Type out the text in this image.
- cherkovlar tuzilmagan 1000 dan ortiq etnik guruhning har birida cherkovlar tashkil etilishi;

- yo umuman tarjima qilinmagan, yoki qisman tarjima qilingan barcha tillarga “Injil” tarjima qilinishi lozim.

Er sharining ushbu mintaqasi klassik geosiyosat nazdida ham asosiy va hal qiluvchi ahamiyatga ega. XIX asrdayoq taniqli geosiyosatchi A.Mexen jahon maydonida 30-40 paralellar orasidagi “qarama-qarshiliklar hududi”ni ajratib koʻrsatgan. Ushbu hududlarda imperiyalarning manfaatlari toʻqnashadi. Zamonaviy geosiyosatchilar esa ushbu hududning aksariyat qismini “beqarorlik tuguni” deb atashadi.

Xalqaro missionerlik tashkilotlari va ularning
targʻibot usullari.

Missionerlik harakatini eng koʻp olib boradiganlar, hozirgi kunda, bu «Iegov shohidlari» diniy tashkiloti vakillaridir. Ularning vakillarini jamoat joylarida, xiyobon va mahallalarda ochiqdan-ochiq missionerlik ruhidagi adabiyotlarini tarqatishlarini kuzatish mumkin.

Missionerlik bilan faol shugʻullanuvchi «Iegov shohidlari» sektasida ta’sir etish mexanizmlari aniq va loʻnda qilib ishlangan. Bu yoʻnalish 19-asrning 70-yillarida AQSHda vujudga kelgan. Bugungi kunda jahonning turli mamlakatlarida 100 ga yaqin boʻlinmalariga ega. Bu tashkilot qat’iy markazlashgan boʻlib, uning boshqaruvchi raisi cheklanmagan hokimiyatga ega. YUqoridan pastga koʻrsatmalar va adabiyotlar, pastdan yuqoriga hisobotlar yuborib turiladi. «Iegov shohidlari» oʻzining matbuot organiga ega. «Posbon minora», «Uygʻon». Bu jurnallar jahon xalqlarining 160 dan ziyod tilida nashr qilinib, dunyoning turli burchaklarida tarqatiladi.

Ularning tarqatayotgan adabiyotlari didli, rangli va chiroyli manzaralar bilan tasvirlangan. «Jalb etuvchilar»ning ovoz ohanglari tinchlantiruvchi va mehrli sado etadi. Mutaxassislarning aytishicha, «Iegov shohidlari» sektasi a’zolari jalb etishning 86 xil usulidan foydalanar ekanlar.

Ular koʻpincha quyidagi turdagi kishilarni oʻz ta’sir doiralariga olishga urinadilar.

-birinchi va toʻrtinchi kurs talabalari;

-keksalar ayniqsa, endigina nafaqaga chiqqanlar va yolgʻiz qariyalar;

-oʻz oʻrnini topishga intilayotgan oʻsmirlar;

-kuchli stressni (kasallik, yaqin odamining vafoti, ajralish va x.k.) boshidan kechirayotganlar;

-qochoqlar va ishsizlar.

────────────────────────────────────────

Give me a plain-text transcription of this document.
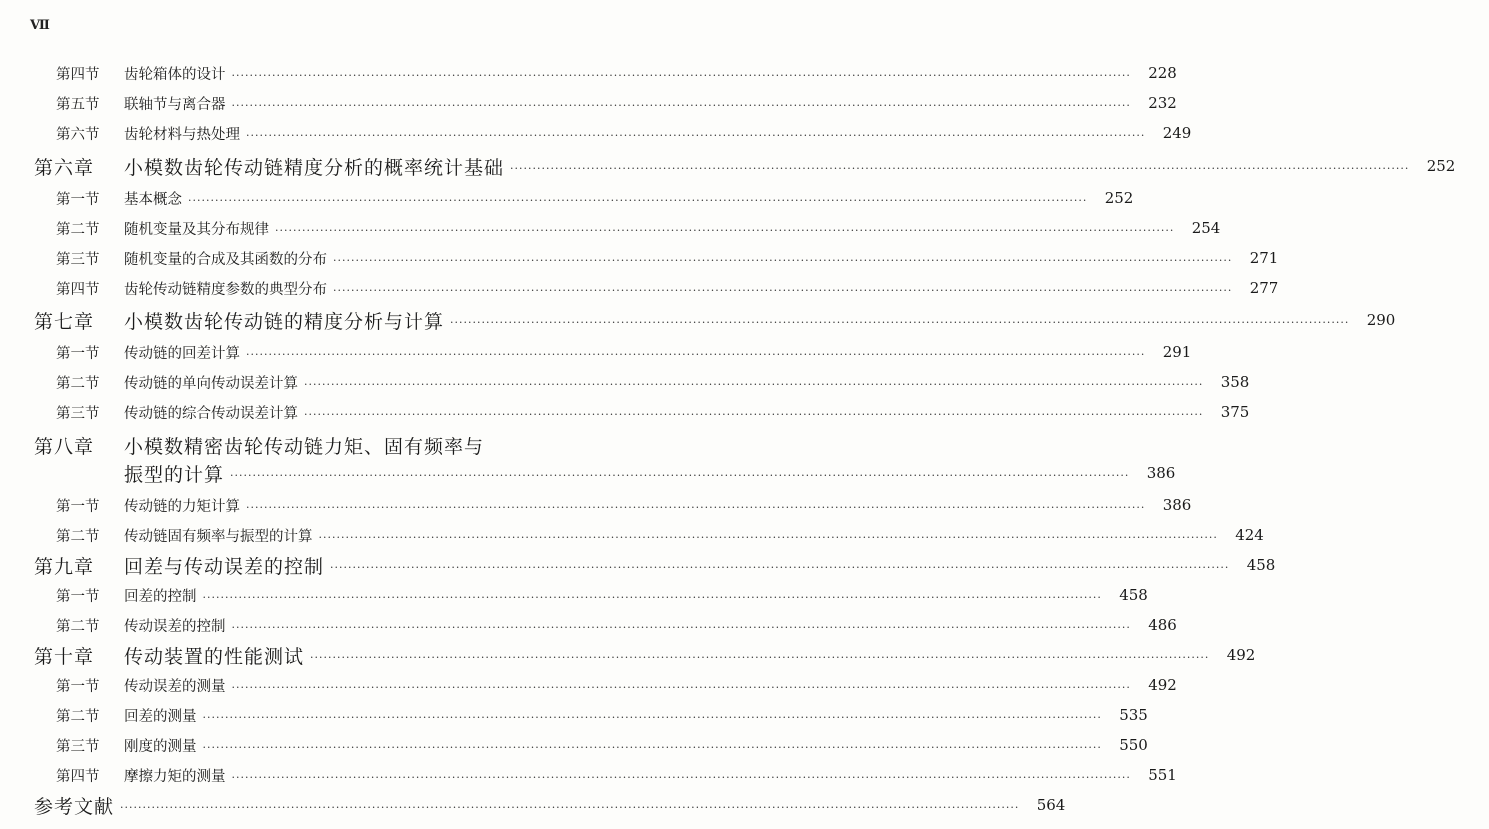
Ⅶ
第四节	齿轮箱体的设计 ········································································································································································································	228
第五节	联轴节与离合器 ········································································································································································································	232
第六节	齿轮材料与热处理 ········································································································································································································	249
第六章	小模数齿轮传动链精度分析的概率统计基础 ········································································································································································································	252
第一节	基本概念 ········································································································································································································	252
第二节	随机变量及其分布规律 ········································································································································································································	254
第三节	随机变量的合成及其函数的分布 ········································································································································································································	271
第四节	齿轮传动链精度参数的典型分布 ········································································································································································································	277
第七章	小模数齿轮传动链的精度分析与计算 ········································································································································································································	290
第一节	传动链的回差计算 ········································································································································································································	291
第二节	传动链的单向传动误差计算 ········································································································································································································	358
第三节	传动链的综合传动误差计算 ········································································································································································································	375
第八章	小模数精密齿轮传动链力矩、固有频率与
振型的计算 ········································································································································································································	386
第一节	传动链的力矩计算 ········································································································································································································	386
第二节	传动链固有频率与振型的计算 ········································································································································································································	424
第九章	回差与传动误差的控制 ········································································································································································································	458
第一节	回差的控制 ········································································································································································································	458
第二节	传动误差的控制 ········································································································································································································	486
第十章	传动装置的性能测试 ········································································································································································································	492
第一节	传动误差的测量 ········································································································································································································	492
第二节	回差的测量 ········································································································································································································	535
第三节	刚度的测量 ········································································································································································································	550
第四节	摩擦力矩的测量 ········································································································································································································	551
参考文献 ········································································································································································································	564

────────────────────────────────────────

:: Requirements ::
From the listing above, copy out each line where the word "jahon" appears.

:: Task output ::
Er sharining ushbu mintaqasi klassik geosiyosat nazdida ham asosiy va hal qiluvchi ahamiyatga ega. XIX asrdayoq taniqli geosiyosatchi A.Mexen jahon maydonida 30-40 paralellar orasidagi “qarama-qarshiliklar hududi”ni ajratib koʻrsatgan. Ushbu hududlarda imperiyalarning manfaatlari toʻqnashadi. Zamonaviy geosiyosatchilar esa ushbu hududning aksariyat qismini “beqarorlik tuguni” deb atashadi.
Missionerlik bilan faol shugʻullanuvchi «Iegov shohidlari» sektasida ta’sir etish mexanizmlari aniq va loʻnda qilib ishlangan. Bu yoʻnalish 19-asrning 70-yillarida AQSHda vujudga kelgan. Bugungi kunda jahonning turli mamlakatlarida 100 ga yaqin boʻlinmalariga ega. Bu tashkilot qat’iy markazlashgan boʻlib, uning boshqaruvchi raisi cheklanmagan hokimiyatga ega. YUqoridan pastga koʻrsatmalar va adabiyotlar, pastdan yuqoriga hisobotlar yuborib turiladi. «Iegov shohidlari» oʻzining matbuot organiga ega. «Posbon minora», «Uygʻon». Bu jurnallar jahon xalqlarining 160 dan ziyod tilida nashr qilinib, dunyoning turli burchaklarida tarqatiladi.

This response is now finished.